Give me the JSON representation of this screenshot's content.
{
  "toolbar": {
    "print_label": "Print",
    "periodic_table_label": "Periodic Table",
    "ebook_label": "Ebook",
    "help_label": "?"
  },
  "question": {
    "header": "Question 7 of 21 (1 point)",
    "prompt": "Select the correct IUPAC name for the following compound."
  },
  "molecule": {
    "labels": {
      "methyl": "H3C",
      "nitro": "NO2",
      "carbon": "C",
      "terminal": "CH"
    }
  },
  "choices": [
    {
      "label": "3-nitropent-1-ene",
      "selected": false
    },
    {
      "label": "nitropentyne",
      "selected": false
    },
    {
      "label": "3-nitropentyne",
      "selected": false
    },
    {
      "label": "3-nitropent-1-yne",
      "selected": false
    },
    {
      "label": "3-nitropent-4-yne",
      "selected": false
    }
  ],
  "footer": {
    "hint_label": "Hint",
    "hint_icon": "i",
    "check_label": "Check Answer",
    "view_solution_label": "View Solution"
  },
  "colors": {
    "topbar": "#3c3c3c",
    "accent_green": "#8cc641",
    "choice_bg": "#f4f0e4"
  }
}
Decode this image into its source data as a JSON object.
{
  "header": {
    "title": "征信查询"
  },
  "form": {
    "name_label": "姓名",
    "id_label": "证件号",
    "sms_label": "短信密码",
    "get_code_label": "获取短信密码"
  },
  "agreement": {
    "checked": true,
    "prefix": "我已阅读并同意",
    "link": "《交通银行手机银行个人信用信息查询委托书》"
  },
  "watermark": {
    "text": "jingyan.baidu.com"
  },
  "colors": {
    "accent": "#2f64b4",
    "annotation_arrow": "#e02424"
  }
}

◆ ◆ ◆ ◆

WHAT TO PRODUCE:
From the records above, extract every line exactly as it stands.

RESPONSE:
Give me the JSON representation of this screenshot's content.
{
  "toolbar": {
    "print_label": "Print",
    "periodic_table_label": "Periodic Table",
    "ebook_label": "Ebook",
    "help_label": "?"
  },
  "question": {
    "header": "Question 7 of 21 (1 point)",
    "prompt": "Select the correct IUPAC name for the following compound."
  },
  "molecule": {
    "labels": {
      "methyl": "H3C",
      "nitro": "NO2",
      "carbon": "C",
      "terminal": "CH"
    }
  },
  "choices": [
    {
      "label": "3-nitropent-1-ene",
      "selected": false
    },
    {
      "label": "nitropentyne",
      "selected": false
    },
    {
      "label": "3-nitropentyne",
      "selected": false
    },
    {
      "label": "3-nitropent-1-yne",
      "selected": false
    },
    {
      "label": "3-nitropent-4-yne",
      "selected": false
    }
  ],
  "footer": {
    "hint_label": "Hint",
    "hint_icon": "i",
    "check_label": "Check Answer",
    "view_solution_label": "View Solution"
  },
  "colors": {
    "topbar": "#3c3c3c",
    "accent_green": "#8cc641",
    "choice_bg": "#f4f0e4"
  }
}
Decode this image into its source data as a JSON object.
{
  "header": {
    "title": "征信查询"
  },
  "form": {
    "name_label": "姓名",
    "id_label": "证件号",
    "sms_label": "短信密码",
    "get_code_label": "获取短信密码"
  },
  "agreement": {
    "checked": true,
    "prefix": "我已阅读并同意",
    "link": "《交通银行手机银行个人信用信息查询委托书》"
  },
  "watermark": {
    "text": "jingyan.baidu.com"
  },
  "colors": {
    "accent": "#2f64b4",
    "annotation_arrow": "#e02424"
  }
}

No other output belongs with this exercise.